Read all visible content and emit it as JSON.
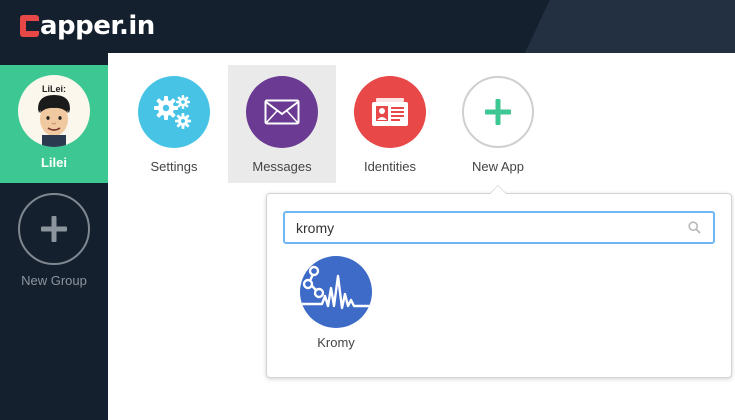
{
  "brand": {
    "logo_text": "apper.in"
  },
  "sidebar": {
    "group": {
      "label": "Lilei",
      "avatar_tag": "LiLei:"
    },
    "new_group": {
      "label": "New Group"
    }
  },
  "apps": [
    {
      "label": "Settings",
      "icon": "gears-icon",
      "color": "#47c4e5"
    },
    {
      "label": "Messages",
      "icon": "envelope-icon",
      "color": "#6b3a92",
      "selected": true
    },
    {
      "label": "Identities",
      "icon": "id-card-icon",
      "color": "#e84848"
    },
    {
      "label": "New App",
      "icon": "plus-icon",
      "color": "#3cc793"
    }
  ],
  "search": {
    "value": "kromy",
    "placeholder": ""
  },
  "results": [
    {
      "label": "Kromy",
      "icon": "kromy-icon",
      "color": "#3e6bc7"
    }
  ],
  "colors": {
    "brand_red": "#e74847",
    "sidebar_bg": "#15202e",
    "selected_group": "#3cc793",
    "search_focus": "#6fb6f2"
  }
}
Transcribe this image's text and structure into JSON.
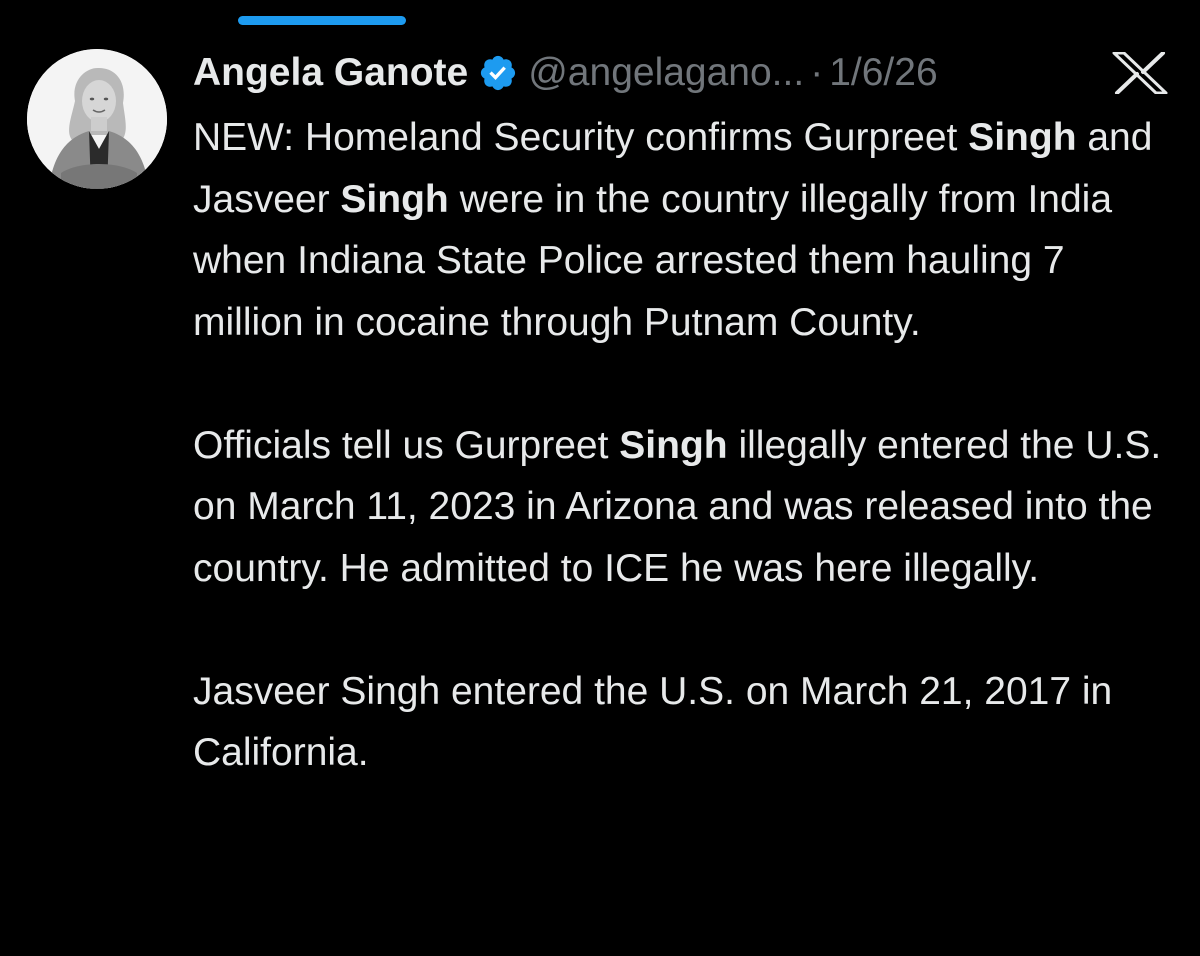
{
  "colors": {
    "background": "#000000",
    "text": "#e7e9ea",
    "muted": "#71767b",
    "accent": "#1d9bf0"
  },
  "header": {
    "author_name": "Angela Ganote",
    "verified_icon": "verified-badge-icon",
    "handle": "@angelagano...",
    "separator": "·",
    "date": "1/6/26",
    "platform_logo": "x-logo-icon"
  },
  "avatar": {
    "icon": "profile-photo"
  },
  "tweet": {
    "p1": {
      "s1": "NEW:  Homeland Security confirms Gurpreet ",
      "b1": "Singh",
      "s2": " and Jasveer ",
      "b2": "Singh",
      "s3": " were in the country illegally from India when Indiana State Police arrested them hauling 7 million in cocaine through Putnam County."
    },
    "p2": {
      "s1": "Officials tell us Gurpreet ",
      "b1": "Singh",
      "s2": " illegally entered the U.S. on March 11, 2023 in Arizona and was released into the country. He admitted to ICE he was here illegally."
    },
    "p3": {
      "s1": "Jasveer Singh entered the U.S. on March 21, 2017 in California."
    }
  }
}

* * * * *

**Exercise prompt**: Skip the pictures and write out exactly the lines from the line containing "Transcribe this image's" through the end of the listing above.

**Output below**:
Transcribe this image's text and structure into JSON.
{
  "colors": {
    "background": "#000000",
    "text": "#e7e9ea",
    "muted": "#71767b",
    "accent": "#1d9bf0"
  },
  "header": {
    "author_name": "Angela Ganote",
    "verified_icon": "verified-badge-icon",
    "handle": "@angelagano...",
    "separator": "·",
    "date": "1/6/26",
    "platform_logo": "x-logo-icon"
  },
  "avatar": {
    "icon": "profile-photo"
  },
  "tweet": {
    "p1": {
      "s1": "NEW:  Homeland Security confirms Gurpreet ",
      "b1": "Singh",
      "s2": " and Jasveer ",
      "b2": "Singh",
      "s3": " were in the country illegally from India when Indiana State Police arrested them hauling 7 million in cocaine through Putnam County."
    },
    "p2": {
      "s1": "Officials tell us Gurpreet ",
      "b1": "Singh",
      "s2": " illegally entered the U.S. on March 11, 2023 in Arizona and was released into the country. He admitted to ICE he was here illegally."
    },
    "p3": {
      "s1": "Jasveer Singh entered the U.S. on March 21, 2017 in California."
    }
  }
}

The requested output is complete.